**Exercise prompt**
Transcribe, word for word, every line from the one containing "Type out the text in this image." through the final line of the records, and omit the pictures.

[Begin Extracted material]

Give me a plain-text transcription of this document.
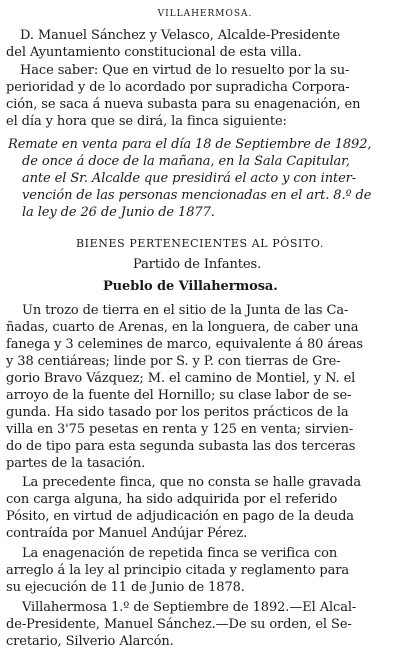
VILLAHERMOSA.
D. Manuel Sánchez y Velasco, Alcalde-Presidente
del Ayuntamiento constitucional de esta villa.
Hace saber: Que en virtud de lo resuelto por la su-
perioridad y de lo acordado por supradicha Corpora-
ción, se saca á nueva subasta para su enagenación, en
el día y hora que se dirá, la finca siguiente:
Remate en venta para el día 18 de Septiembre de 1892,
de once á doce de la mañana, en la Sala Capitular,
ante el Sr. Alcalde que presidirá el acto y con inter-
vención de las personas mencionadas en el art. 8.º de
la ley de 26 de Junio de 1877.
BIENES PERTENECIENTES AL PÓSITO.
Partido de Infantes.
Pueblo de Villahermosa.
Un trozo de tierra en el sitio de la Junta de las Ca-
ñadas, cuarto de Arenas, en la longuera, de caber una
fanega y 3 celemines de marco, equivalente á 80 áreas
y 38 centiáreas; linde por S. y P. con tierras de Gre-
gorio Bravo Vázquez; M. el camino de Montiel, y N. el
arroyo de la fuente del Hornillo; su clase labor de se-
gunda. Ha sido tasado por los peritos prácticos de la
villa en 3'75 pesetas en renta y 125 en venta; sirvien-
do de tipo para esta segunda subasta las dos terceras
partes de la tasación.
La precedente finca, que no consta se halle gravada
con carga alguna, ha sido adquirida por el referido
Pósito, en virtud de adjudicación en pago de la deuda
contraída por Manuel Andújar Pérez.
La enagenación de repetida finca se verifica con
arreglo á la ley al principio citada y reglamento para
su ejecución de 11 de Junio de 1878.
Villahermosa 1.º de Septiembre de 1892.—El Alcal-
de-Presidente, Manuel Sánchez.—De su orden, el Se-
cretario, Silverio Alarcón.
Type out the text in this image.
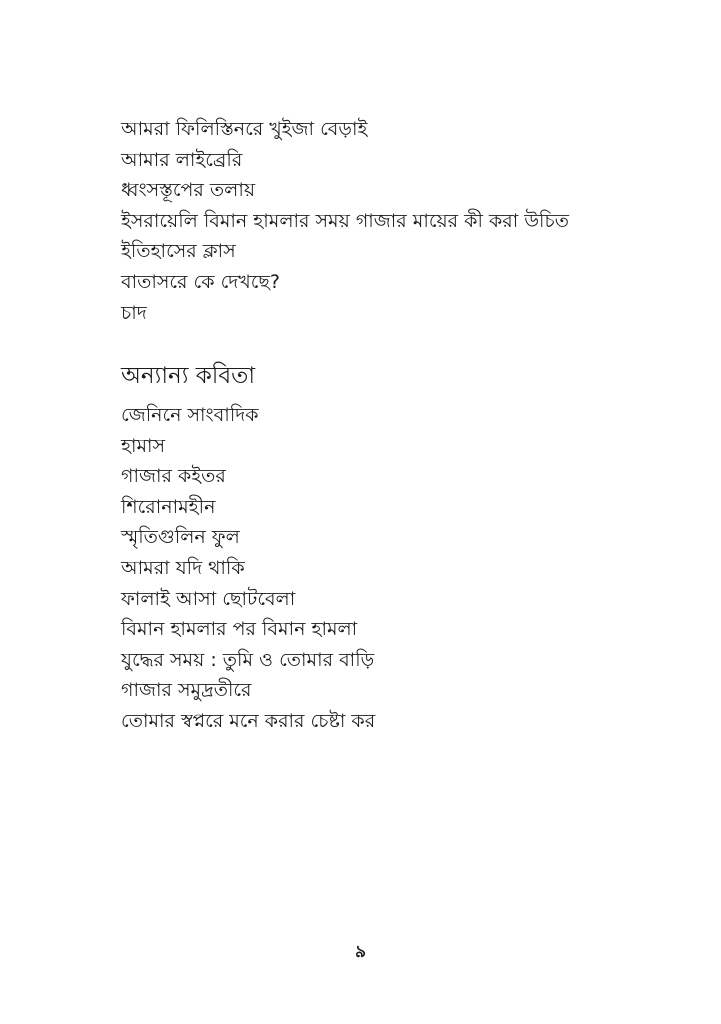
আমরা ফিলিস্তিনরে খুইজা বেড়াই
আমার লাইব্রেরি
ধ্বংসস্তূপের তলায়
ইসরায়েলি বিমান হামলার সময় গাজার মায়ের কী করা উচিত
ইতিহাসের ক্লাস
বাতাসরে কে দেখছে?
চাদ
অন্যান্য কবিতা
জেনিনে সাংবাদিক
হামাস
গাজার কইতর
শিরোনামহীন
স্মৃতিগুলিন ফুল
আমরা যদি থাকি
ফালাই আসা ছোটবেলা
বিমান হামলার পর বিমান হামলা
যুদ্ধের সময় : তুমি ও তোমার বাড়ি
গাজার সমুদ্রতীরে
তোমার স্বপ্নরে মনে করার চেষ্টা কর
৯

[End Extracted material]

**The result**
Type out the text in this image.
আমরা ফিলিস্তিনরে খুইজা বেড়াই
আমার লাইব্রেরি
ধ্বংসস্তূপের তলায়
ইসরায়েলি বিমান হামলার সময় গাজার মায়ের কী করা উচিত
ইতিহাসের ক্লাস
বাতাসরে কে দেখছে?
চাদ
অন্যান্য কবিতা
জেনিনে সাংবাদিক
হামাস
গাজার কইতর
শিরোনামহীন
স্মৃতিগুলিন ফুল
আমরা যদি থাকি
ফালাই আসা ছোটবেলা
বিমান হামলার পর বিমান হামলা
যুদ্ধের সময় : তুমি ও তোমার বাড়ি
গাজার সমুদ্রতীরে
তোমার স্বপ্নরে মনে করার চেষ্টা কর
৯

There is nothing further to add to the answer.